_ENTRIES SUPPLIED_.
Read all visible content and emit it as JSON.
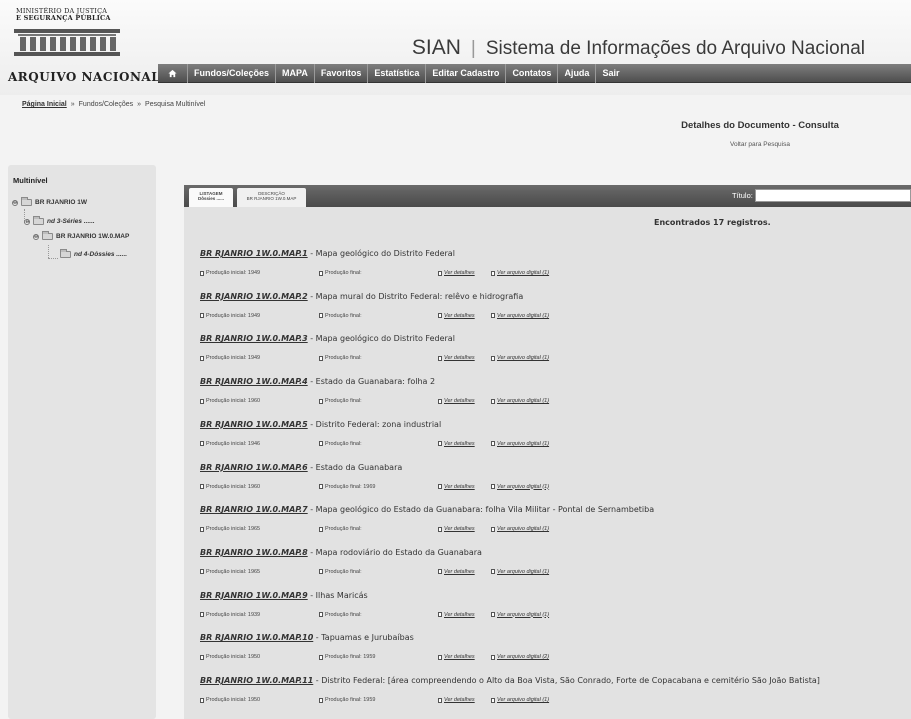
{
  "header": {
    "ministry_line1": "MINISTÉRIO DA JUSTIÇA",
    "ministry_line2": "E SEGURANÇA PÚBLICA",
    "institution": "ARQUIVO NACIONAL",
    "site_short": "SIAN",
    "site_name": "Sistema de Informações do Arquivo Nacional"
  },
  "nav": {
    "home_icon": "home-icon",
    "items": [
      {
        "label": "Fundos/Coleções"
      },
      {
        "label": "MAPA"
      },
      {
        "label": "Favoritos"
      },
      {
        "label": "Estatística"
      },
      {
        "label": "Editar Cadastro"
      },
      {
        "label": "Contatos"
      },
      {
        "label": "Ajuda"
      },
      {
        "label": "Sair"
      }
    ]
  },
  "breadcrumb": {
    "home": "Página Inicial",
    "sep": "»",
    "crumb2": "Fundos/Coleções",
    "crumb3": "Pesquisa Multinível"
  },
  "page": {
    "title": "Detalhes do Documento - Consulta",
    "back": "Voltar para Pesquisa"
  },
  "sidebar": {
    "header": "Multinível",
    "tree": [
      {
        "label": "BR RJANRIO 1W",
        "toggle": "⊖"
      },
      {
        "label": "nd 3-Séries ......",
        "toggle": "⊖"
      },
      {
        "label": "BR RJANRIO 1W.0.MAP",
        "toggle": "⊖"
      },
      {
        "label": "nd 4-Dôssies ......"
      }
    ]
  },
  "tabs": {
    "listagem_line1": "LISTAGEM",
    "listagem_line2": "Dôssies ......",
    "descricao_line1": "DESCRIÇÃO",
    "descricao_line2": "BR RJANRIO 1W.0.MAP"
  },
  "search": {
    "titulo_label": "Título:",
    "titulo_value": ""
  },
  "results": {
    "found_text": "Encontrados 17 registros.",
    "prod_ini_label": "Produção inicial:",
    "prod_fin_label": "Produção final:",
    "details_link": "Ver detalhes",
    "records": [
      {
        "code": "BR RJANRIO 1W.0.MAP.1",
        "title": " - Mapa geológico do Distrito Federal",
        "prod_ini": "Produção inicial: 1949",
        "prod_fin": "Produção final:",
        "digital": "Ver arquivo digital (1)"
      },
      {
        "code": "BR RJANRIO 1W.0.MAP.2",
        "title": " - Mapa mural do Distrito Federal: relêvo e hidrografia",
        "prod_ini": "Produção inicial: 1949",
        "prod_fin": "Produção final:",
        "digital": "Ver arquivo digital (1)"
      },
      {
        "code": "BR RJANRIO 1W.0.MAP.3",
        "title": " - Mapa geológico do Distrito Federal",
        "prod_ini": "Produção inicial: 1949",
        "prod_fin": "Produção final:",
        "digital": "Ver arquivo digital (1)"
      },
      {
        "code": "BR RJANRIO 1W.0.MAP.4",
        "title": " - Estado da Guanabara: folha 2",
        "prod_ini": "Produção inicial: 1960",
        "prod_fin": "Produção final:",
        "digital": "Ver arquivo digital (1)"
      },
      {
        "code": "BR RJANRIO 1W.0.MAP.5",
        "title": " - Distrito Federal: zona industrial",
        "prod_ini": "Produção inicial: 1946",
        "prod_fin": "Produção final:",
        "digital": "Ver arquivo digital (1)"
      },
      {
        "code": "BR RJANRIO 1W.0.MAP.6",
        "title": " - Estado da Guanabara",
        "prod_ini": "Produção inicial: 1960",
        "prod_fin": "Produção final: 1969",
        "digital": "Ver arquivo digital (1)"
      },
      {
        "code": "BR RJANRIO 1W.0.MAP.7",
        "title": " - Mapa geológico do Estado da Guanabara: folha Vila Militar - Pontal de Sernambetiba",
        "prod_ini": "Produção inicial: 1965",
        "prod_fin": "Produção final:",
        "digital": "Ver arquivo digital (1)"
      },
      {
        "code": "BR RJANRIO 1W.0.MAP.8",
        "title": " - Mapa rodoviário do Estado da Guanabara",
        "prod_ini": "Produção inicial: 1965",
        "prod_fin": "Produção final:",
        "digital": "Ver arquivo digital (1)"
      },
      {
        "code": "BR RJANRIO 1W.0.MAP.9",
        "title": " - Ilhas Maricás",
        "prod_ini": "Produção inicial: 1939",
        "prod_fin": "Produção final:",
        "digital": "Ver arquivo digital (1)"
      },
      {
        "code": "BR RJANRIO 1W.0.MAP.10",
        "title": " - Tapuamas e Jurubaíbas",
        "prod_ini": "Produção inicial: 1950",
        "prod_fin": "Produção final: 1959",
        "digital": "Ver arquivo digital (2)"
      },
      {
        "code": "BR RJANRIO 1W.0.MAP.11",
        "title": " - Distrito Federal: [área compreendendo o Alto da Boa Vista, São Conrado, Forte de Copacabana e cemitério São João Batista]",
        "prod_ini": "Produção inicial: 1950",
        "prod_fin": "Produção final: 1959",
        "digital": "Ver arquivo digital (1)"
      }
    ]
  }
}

_EXERCISE TASK_. Where does the word "Multinível" appear in the listing? List each line that holds it.

_REPLY TO THE EXERCISE_.
    "crumb3": "Pesquisa Multinível"
    "header": "Multinível",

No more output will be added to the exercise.